### DIRECTIVE
Search the records below for the word "text" and show every line where it occurs.

::: MATERIAL FOR THIS TASK :::

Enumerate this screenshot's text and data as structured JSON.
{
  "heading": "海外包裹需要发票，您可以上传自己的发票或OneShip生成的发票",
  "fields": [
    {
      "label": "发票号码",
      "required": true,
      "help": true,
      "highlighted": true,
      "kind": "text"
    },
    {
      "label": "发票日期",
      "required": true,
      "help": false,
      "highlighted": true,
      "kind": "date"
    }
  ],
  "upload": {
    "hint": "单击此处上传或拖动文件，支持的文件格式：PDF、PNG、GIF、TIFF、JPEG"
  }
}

:::

### RESPONSE TO THE TASK
Enumerate this screenshot's text and data as structured JSON.
      "kind": "text"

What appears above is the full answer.